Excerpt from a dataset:
☆ ☆ ☆ ☆ ☆ ☆ ☆

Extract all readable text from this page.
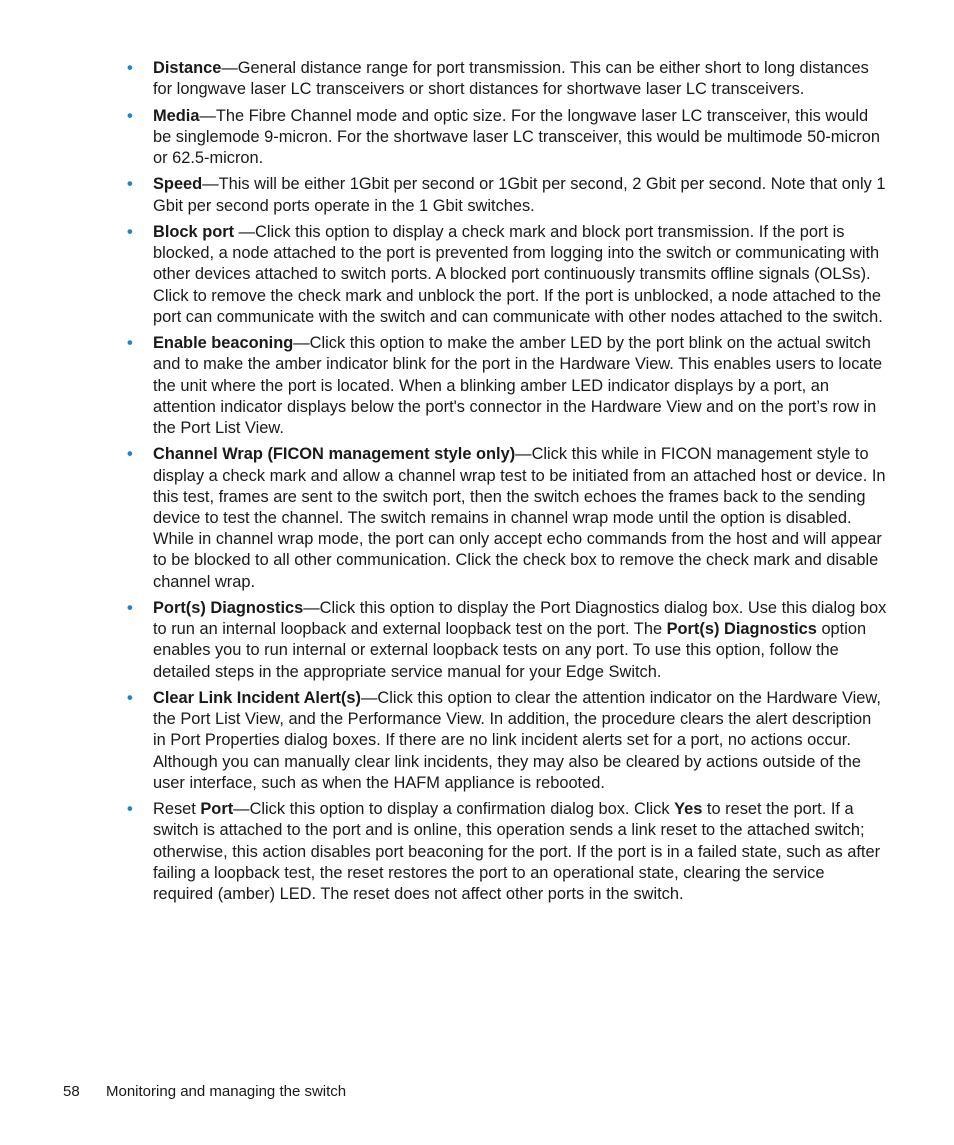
• Distance—General distance range for port transmission. This can be either short to long distances for longwave laser LC transceivers or short distances for shortwave laser LC transceivers.
• Media—The Fibre Channel mode and optic size. For the longwave laser LC transceiver, this would be singlemode 9-micron. For the shortwave laser LC transceiver, this would be multimode 50-micron or 62.5-micron.
• Speed—This will be either 1Gbit per second or 1Gbit per second, 2 Gbit per second. Note that only 1 Gbit per second ports operate in the 1 Gbit switches.
• Block port —Click this option to display a check mark and block port transmission. If the port is blocked, a node attached to the port is prevented from logging into the switch or communicating with other devices attached to switch ports. A blocked port continuously transmits offline signals (OLSs). Click to remove the check mark and unblock the port. If the port is unblocked, a node attached to the port can communicate with the switch and can communicate with other nodes attached to the switch.
• Enable beaconing—Click this option to make the amber LED by the port blink on the actual switch and to make the amber indicator blink for the port in the Hardware View. This enables users to locate the unit where the port is located. When a blinking amber LED indicator displays by a port, an attention indicator displays below the port's connector in the Hardware View and on the port’s row in the Port List View.
• Channel Wrap (FICON management style only)—Click this while in FICON management style to display a check mark and allow a channel wrap test to be initiated from an attached host or device. In this test, frames are sent to the switch port, then the switch echoes the frames back to the sending device to test the channel. The switch remains in channel wrap mode until the option is disabled. While in channel wrap mode, the port can only accept echo commands from the host and will appear to be blocked to all other communication. Click the check box to remove the check mark and disable channel wrap.
• Port(s) Diagnostics—Click this option to display the Port Diagnostics dialog box. Use this dialog box to run an internal loopback and external loopback test on the port. The Port(s) Diagnostics option enables you to run internal or external loopback tests on any port. To use this option, follow the detailed steps in the appropriate service manual for your Edge Switch.
• Clear Link Incident Alert(s)—Click this option to clear the attention indicator on the Hardware View, the Port List View, and the Performance View. In addition, the procedure clears the alert description in Port Properties dialog boxes. If there are no link incident alerts set for a port, no actions occur. Although you can manually clear link incidents, they may also be cleared by actions outside of the user interface, such as when the HAFM appliance is rebooted.
• Reset Port—Click this option to display a confirmation dialog box. Click Yes to reset the port. If a switch is attached to the port and is online, this operation sends a link reset to the attached switch; otherwise, this action disables port beaconing for the port. If the port is in a failed state, such as after failing a loopback test, the reset restores the port to an operational state, clearing the service required (amber) LED. The reset does not affect other ports in the switch.
58 Monitoring and managing the switch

☆ ☆ ☆ ☆ ☆ ☆ ☆

• _Job_
Take each line containing the string "longwave" and copy it out.

• _Problem solution_
• Distance—General distance range for port transmission. This can be either short to long distances for longwave laser LC transceivers or short distances for shortwave laser LC transceivers.
• Media—The Fibre Channel mode and optic size. For the longwave laser LC transceiver, this would be singlemode 9-micron. For the shortwave laser LC transceiver, this would be multimode 50-micron or 62.5-micron.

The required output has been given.